**Objective**
Write out the entries below once more, exactly, with the pictures left out.

**Record list**
** Start **
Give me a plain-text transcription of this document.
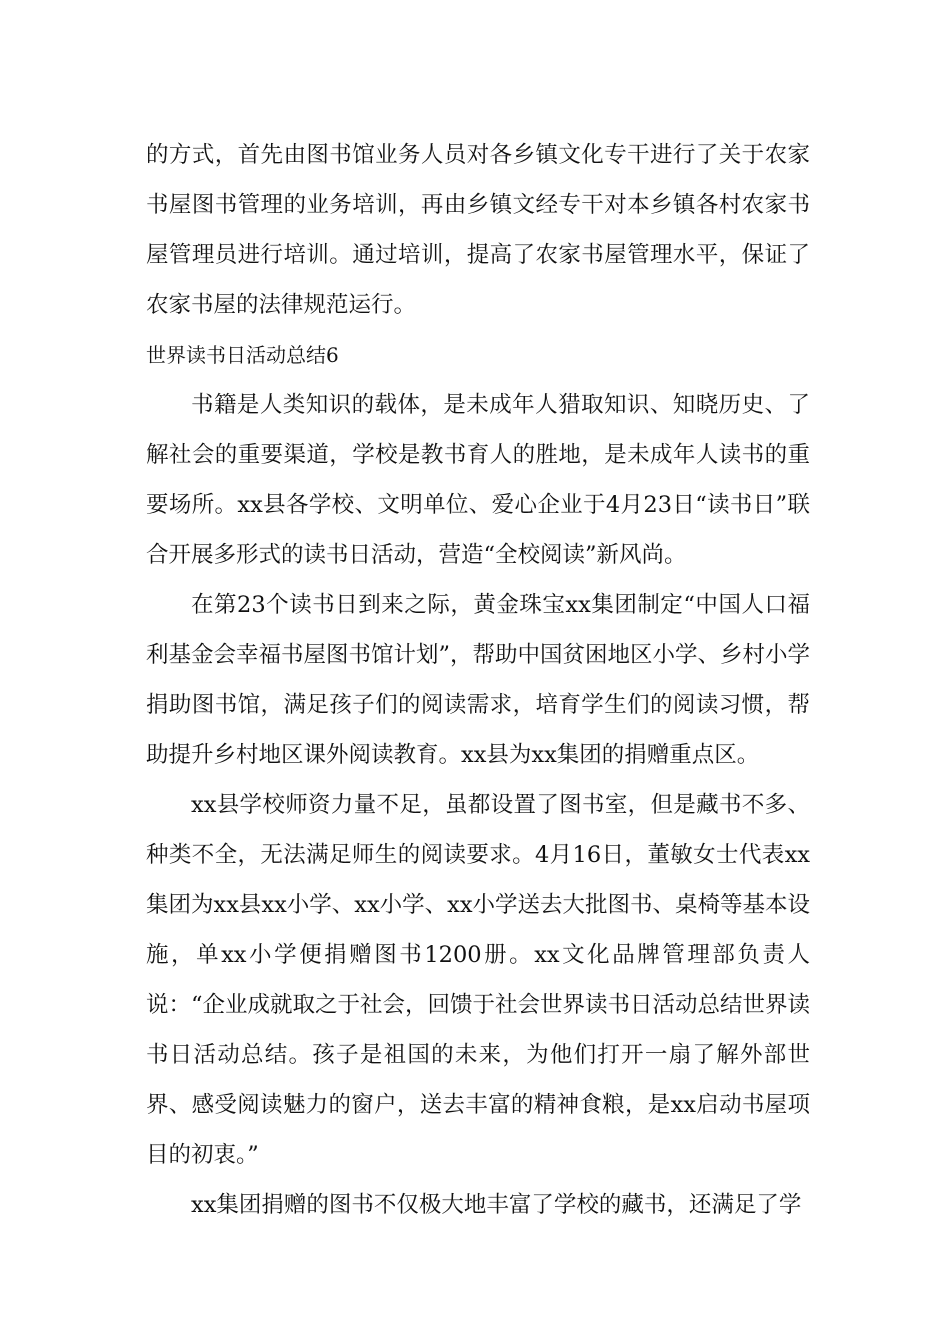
的方式，首先由图书馆业务人员对各乡镇文化专干进行了关于农家书屋图书管理的业务培训，再由乡镇文经专干对本乡镇各村农家书屋管理员进行培训。通过培训，提高了农家书屋管理水平，保证了农家书屋的法律规范运行。

世界读书日活动总结6

书籍是人类知识的载体，是未成年人猎取知识、知晓历史、了解社会的重要渠道，学校是教书育人的胜地，是未成年人读书的重要场所。xx县各学校、文明单位、爱心企业于4月23日“读书日”联合开展多形式的读书日活动，营造“全校阅读”新风尚。

在第23个读书日到来之际，黄金珠宝xx集团制定“中国人口福利基金会幸福书屋图书馆计划”，帮助中国贫困地区小学、乡村小学捐助图书馆，满足孩子们的阅读需求，培育学生们的阅读习惯，帮助提升乡村地区课外阅读教育。xx县为xx集团的捐赠重点区。

xx县学校师资力量不足，虽都设置了图书室，但是藏书不多、种类不全，无法满足师生的阅读要求。4月16日，董敏女士代表xx集团为xx县xx小学、xx小学、xx小学送去大批图书、桌椅等基本设施，单xx小学便捐赠图书1200册。xx文化品牌管理部负责人说：“企业成就取之于社会，回馈于社会世界读书日活动总结世界读书日活动总结。孩子是祖国的未来，为他们打开一扇了解外部世界、感受阅读魅力的窗户，送去丰富的精神食粮，是xx启动书屋项目的初衷。”

xx集团捐赠的图书不仅极大地丰富了学校的藏书，还满足了学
** End **
**Answer to this task**
Give me a plain-text transcription of this document.
的方式，首先由图书馆业务人员对各乡镇文化专干进行了关于农家书屋图书管理的业务培训，再由乡镇文经专干对本乡镇各村农家书屋管理员进行培训。通过培训，提高了农家书屋管理水平，保证了农家书屋的法律规范运行。

世界读书日活动总结6

书籍是人类知识的载体，是未成年人猎取知识、知晓历史、了解社会的重要渠道，学校是教书育人的胜地，是未成年人读书的重要场所。xx县各学校、文明单位、爱心企业于4月23日“读书日”联合开展多形式的读书日活动，营造“全校阅读”新风尚。

在第23个读书日到来之际，黄金珠宝xx集团制定“中国人口福利基金会幸福书屋图书馆计划”，帮助中国贫困地区小学、乡村小学捐助图书馆，满足孩子们的阅读需求，培育学生们的阅读习惯，帮助提升乡村地区课外阅读教育。xx县为xx集团的捐赠重点区。

xx县学校师资力量不足，虽都设置了图书室，但是藏书不多、种类不全，无法满足师生的阅读要求。4月16日，董敏女士代表xx集团为xx县xx小学、xx小学、xx小学送去大批图书、桌椅等基本设施，单xx小学便捐赠图书1200册。xx文化品牌管理部负责人说：“企业成就取之于社会，回馈于社会世界读书日活动总结世界读书日活动总结。孩子是祖国的未来，为他们打开一扇了解外部世界、感受阅读魅力的窗户，送去丰富的精神食粮，是xx启动书屋项目的初衷。”

xx集团捐赠的图书不仅极大地丰富了学校的藏书，还满足了学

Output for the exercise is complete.